● To be done
Please change "Localize" to "Locate" throughout the records below, keeping everything else the same and leaving out the pictures.

----

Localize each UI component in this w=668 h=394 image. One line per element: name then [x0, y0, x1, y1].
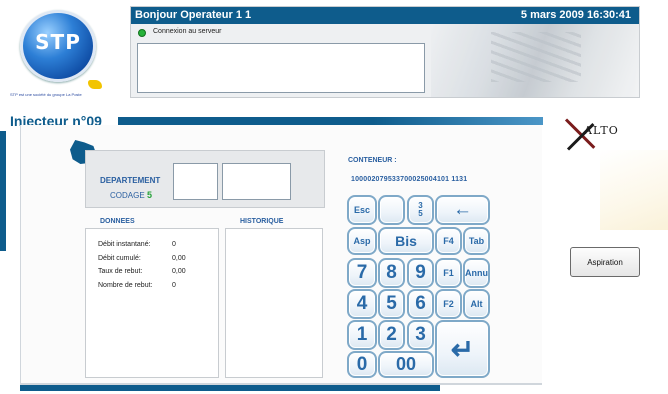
key-9[interactable]: 9: [407, 258, 434, 288]
donnees-row-label: Taux de rebut:: [98, 268, 143, 275]
donnees-row-label: Débit cumulé:: [98, 255, 141, 262]
donnees-box: [85, 228, 219, 378]
left-stripe: [0, 131, 6, 251]
esc-key[interactable]: Esc: [347, 195, 377, 225]
conteneur-label: CONTENEUR :: [348, 157, 397, 164]
key-8[interactable]: 8: [378, 258, 405, 288]
header-bar: Bonjour Operateur 1 1 5 mars 2009 16:30:…: [131, 7, 639, 24]
key-0[interactable]: 0: [347, 351, 377, 378]
alto-logo-text: ALTO: [584, 124, 619, 137]
department-field-1[interactable]: [173, 163, 218, 200]
f4-key[interactable]: F4: [435, 227, 462, 255]
blank-key[interactable]: [378, 195, 405, 225]
bis-key[interactable]: Bis: [378, 227, 434, 255]
alt-key[interactable]: Alt: [463, 289, 490, 319]
department-label: DEPARTEMENT: [100, 176, 161, 185]
f2-key[interactable]: F2: [435, 289, 462, 319]
message-box: [137, 43, 425, 93]
donnees-label: DONNEES: [100, 218, 135, 225]
key-00[interactable]: 00: [378, 351, 434, 378]
historique-label: HISTORIQUE: [240, 218, 284, 225]
tab-key[interactable]: Tab: [463, 227, 490, 255]
department-field-2[interactable]: [222, 163, 291, 200]
bottom-stripe: [20, 385, 440, 391]
status-ok-icon: [138, 29, 146, 37]
key-2[interactable]: 2: [378, 320, 405, 350]
operator-greeting: Bonjour Operateur 1 1: [135, 9, 252, 21]
donnees-row-label: Débit instantané:: [98, 241, 151, 248]
key-7[interactable]: 7: [347, 258, 377, 288]
historique-list[interactable]: [225, 228, 323, 378]
root: STP STP est une société du groupe La Pos…: [0, 0, 668, 394]
donnees-row-value: 0: [172, 241, 176, 248]
donnees-row-value: 0: [172, 282, 176, 289]
fraction-key[interactable]: 3 5: [407, 195, 434, 225]
donnees-row-label: Nombre de rebut:: [98, 282, 153, 289]
conteneur-value: 100002079533700025004101 1131: [351, 176, 468, 183]
title-stripe: [118, 117, 543, 125]
key-4[interactable]: 4: [347, 289, 377, 319]
donnees-row-value: 0,00: [172, 255, 186, 262]
key-6[interactable]: 6: [407, 289, 434, 319]
key-5[interactable]: 5: [378, 289, 405, 319]
fraction-denominator: 5: [418, 209, 423, 218]
backspace-key[interactable]: ←: [435, 195, 490, 225]
annu-key[interactable]: Annu: [463, 258, 490, 288]
codage-label: CODAGE: [110, 191, 145, 200]
header-photo: [431, 24, 639, 97]
decorative-background: [600, 150, 668, 230]
stp-logo: STP STP est une société du groupe La Pos…: [10, 8, 118, 104]
datetime: 5 mars 2009 16:30:41: [520, 9, 631, 21]
header-panel: Bonjour Operateur 1 1 5 mars 2009 16:30:…: [130, 6, 640, 98]
stp-logo-subtitle: STP est une société du groupe La Poste: [10, 92, 82, 97]
stp-logo-text: STP: [35, 30, 81, 54]
key-3[interactable]: 3: [407, 320, 434, 350]
key-1[interactable]: 1: [347, 320, 377, 350]
enter-key[interactable]: ↵: [435, 320, 490, 378]
aspiration-button[interactable]: Aspiration: [570, 247, 640, 277]
donnees-row-value: 0,00: [172, 268, 186, 275]
asp-key[interactable]: Asp: [347, 227, 377, 255]
la-poste-bird-icon: [88, 80, 102, 89]
f1-key[interactable]: F1: [435, 258, 462, 288]
codage-value: 5: [147, 190, 153, 200]
status-text: Connexion au serveur: [153, 28, 222, 35]
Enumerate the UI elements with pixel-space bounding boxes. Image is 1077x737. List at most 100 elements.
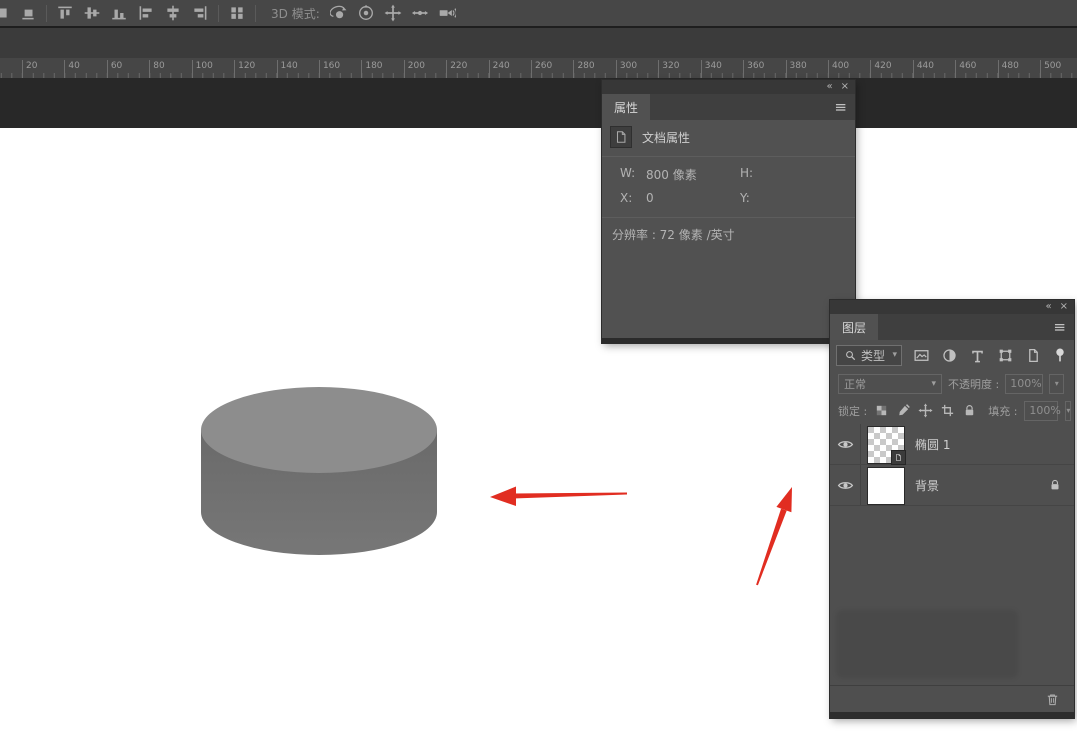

----

● Answer for the task
Locate each UI component in this w=668 h=394 image. One line per element: name then [x0, y0, x1, y1].
key-9[interactable]: 9: [407, 258, 434, 288]
donnees-row-label: Taux de rebut:: [98, 268, 143, 275]
donnees-row-label: Débit cumulé:: [98, 255, 141, 262]
donnees-box: [85, 228, 219, 378]
left-stripe: [0, 131, 6, 251]
esc-key[interactable]: Esc: [347, 195, 377, 225]
conteneur-label: CONTENEUR :: [348, 157, 397, 164]
key-8[interactable]: 8: [378, 258, 405, 288]
header-bar: Bonjour Operateur 1 1 5 mars 2009 16:30:…: [131, 7, 639, 24]
key-0[interactable]: 0: [347, 351, 377, 378]
alto-logo-text: ALTO: [584, 124, 619, 137]
department-field-1[interactable]: [173, 163, 218, 200]
f4-key[interactable]: F4: [435, 227, 462, 255]
blank-key[interactable]: [378, 195, 405, 225]
bis-key[interactable]: Bis: [378, 227, 434, 255]
alt-key[interactable]: Alt: [463, 289, 490, 319]
department-label: DEPARTEMENT: [100, 176, 161, 185]
f2-key[interactable]: F2: [435, 289, 462, 319]
message-box: [137, 43, 425, 93]
donnees-label: DONNEES: [100, 218, 135, 225]
key-00[interactable]: 00: [378, 351, 434, 378]
historique-label: HISTORIQUE: [240, 218, 284, 225]
tab-key[interactable]: Tab: [463, 227, 490, 255]
department-field-2[interactable]: [222, 163, 291, 200]
bottom-stripe: [20, 385, 440, 391]
status-ok-icon: [138, 29, 146, 37]
key-2[interactable]: 2: [378, 320, 405, 350]
operator-greeting: Bonjour Operateur 1 1: [135, 9, 252, 21]
donnees-row-label: Débit instantané:: [98, 241, 151, 248]
key-7[interactable]: 7: [347, 258, 377, 288]
historique-list[interactable]: [225, 228, 323, 378]
root: STP STP est une société du groupe La Pos…: [0, 0, 668, 394]
donnees-row-value: 0: [172, 241, 176, 248]
donnees-row-value: 0: [172, 282, 176, 289]
fraction-key[interactable]: 3 5: [407, 195, 434, 225]
donnees-row-label: Nombre de rebut:: [98, 282, 153, 289]
conteneur-value: 100002079533700025004101 1131: [351, 176, 468, 183]
title-stripe: [118, 117, 543, 125]
key-4[interactable]: 4: [347, 289, 377, 319]
donnees-row-value: 0,00: [172, 255, 186, 262]
key-6[interactable]: 6: [407, 289, 434, 319]
key-5[interactable]: 5: [378, 289, 405, 319]
fraction-denominator: 5: [418, 209, 423, 218]
backspace-key[interactable]: ←: [435, 195, 490, 225]
annu-key[interactable]: Annu: [463, 258, 490, 288]
codage-label: CODAGE: [110, 191, 145, 200]
header-photo: [431, 24, 639, 97]
decorative-background: [600, 150, 668, 230]
stp-logo: STP STP est une société du groupe La Pos…: [10, 8, 118, 104]
datetime: 5 mars 2009 16:30:41: [520, 9, 631, 21]
header-panel: Bonjour Operateur 1 1 5 mars 2009 16:30:…: [130, 6, 640, 98]
stp-logo-subtitle: STP est une société du groupe La Poste: [10, 92, 82, 97]
stp-logo-text: STP: [35, 30, 81, 54]
key-3[interactable]: 3: [407, 320, 434, 350]
key-1[interactable]: 1: [347, 320, 377, 350]
enter-key[interactable]: ↵: [435, 320, 490, 378]
aspiration-button[interactable]: Aspiration: [570, 247, 640, 277]
donnees-row-value: 0,00: [172, 268, 186, 275]
asp-key[interactable]: Asp: [347, 227, 377, 255]
la-poste-bird-icon: [88, 80, 102, 89]
f1-key[interactable]: F1: [435, 258, 462, 288]
codage-value: 5: [147, 190, 153, 200]
status-text: Connexion au serveur: [153, 28, 222, 35]
Enumerate the UI elements with pixel-space bounding boxes. Image is 1077x737. List at most 100 elements.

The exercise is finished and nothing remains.